= TASK DIRECTIONS =
Please retype the records below exactly, leaving out any pictures.

= MATERIAL SHOWN =
::::::::
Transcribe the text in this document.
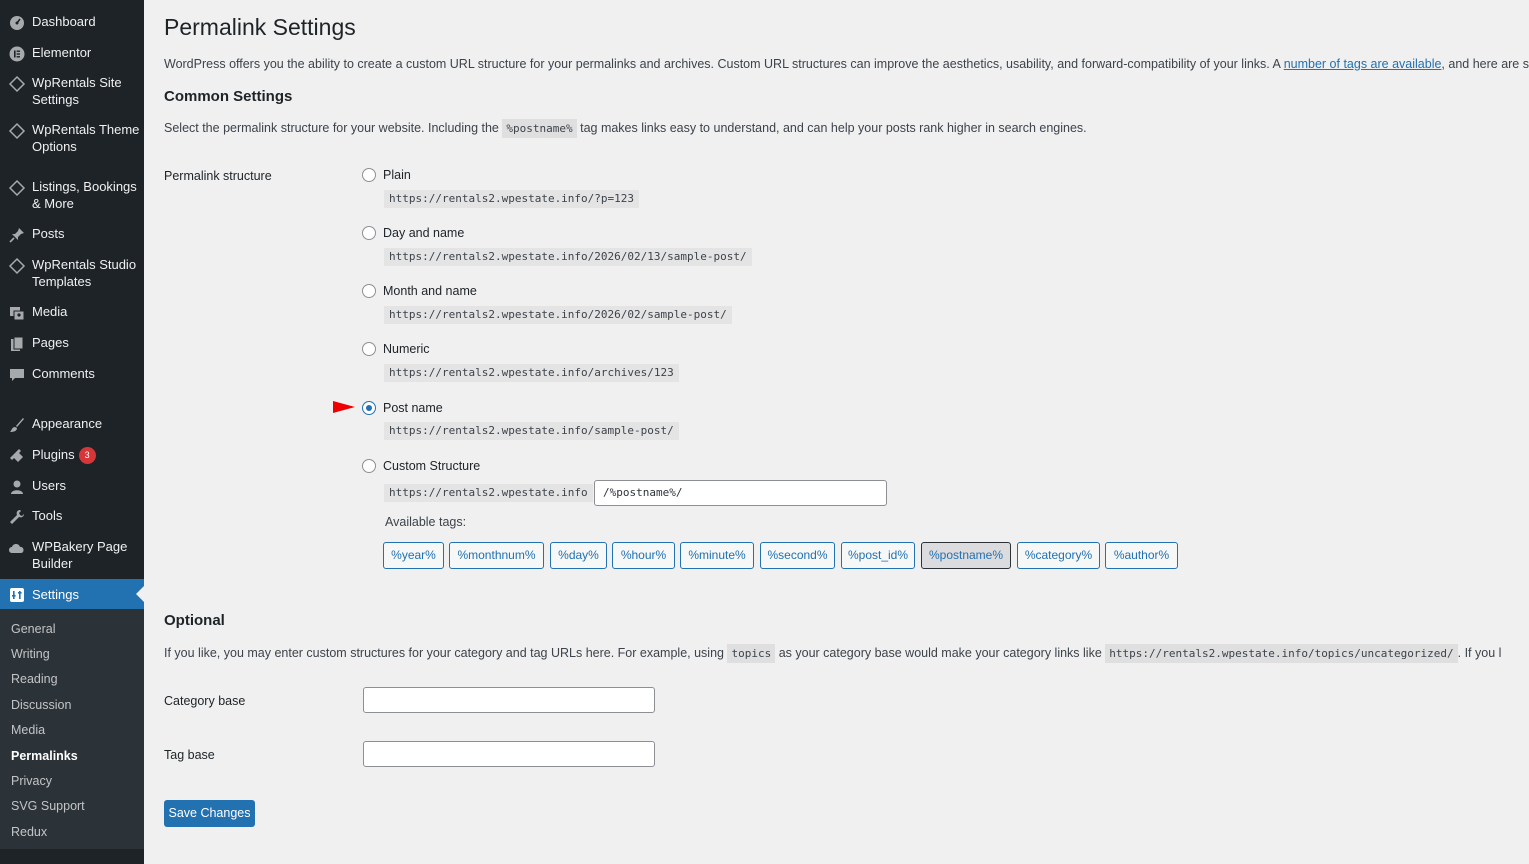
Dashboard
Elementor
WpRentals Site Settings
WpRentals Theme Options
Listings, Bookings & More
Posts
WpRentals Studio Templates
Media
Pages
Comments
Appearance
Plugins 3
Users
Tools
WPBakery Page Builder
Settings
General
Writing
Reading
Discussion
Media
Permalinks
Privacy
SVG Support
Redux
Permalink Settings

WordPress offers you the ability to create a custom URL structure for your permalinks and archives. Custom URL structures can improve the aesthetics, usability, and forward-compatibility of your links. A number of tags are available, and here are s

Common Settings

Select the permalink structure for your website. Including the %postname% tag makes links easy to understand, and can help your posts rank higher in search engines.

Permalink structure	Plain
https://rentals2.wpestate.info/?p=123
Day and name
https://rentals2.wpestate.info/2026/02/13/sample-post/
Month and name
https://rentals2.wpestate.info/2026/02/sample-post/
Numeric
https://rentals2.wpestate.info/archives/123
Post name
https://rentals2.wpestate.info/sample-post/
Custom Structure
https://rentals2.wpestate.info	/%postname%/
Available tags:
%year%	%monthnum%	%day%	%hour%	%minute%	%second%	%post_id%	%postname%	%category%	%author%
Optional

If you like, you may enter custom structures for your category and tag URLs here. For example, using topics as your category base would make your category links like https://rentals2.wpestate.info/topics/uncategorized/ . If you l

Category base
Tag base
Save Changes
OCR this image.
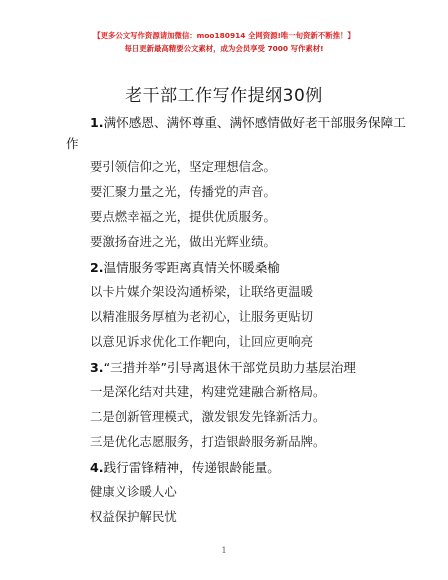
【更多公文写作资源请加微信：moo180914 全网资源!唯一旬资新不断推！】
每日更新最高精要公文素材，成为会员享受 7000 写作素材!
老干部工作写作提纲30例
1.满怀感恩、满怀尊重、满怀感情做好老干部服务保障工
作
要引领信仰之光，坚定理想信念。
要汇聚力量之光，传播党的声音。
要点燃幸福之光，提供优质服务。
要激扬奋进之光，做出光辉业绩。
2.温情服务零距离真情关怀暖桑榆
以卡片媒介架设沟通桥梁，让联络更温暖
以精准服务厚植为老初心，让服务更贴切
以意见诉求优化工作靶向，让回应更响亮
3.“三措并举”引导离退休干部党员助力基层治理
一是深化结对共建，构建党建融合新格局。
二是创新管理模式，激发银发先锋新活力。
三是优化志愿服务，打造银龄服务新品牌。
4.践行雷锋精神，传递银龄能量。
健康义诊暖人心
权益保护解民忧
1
::::::::
= RESULT OF THE EXERCISE =
Transcribe the text in this document.
Dashboard
Elementor
WpRentals Site Settings
WpRentals Theme Options
Listings, Bookings & More
Posts
WpRentals Studio Templates
Media
Pages
Comments
Appearance
Plugins 3
Users
Tools
WPBakery Page Builder
Settings
General
Writing
Reading
Discussion
Media
Permalinks
Privacy
SVG Support
Redux
Permalink Settings

WordPress offers you the ability to create a custom URL structure for your permalinks and archives. Custom URL structures can improve the aesthetics, usability, and forward-compatibility of your links. A number of tags are available, and here are s

Common Settings

Select the permalink structure for your website. Including the %postname% tag makes links easy to understand, and can help your posts rank higher in search engines.

Permalink structure	Plain
https://rentals2.wpestate.info/?p=123
Day and name
https://rentals2.wpestate.info/2026/02/13/sample-post/
Month and name
https://rentals2.wpestate.info/2026/02/sample-post/
Numeric
https://rentals2.wpestate.info/archives/123
Post name
https://rentals2.wpestate.info/sample-post/
Custom Structure
https://rentals2.wpestate.info	/%postname%/
Available tags:
%year%	%monthnum%	%day%	%hour%	%minute%	%second%	%post_id%	%postname%	%category%	%author%
Optional

If you like, you may enter custom structures for your category and tag URLs here. For example, using topics as your category base would make your category links like https://rentals2.wpestate.info/topics/uncategorized/ . If you l

Category base
Tag base
Save Changes
OCR this image.
【更多公文写作资源请加微信：moo180914 全网资源!唯一旬资新不断推！】
每日更新最高精要公文素材，成为会员享受 7000 写作素材!
老干部工作写作提纲30例
1.满怀感恩、满怀尊重、满怀感情做好老干部服务保障工
作
要引领信仰之光，坚定理想信念。
要汇聚力量之光，传播党的声音。
要点燃幸福之光，提供优质服务。
要激扬奋进之光，做出光辉业绩。
2.温情服务零距离真情关怀暖桑榆
以卡片媒介架设沟通桥梁，让联络更温暖
以精准服务厚植为老初心，让服务更贴切
以意见诉求优化工作靶向，让回应更响亮
3.“三措并举”引导离退休干部党员助力基层治理
一是深化结对共建，构建党建融合新格局。
二是创新管理模式，激发银发先锋新活力。
三是优化志愿服务，打造银龄服务新品牌。
4.践行雷锋精神，传递银龄能量。
健康义诊暖人心
权益保护解民忧
1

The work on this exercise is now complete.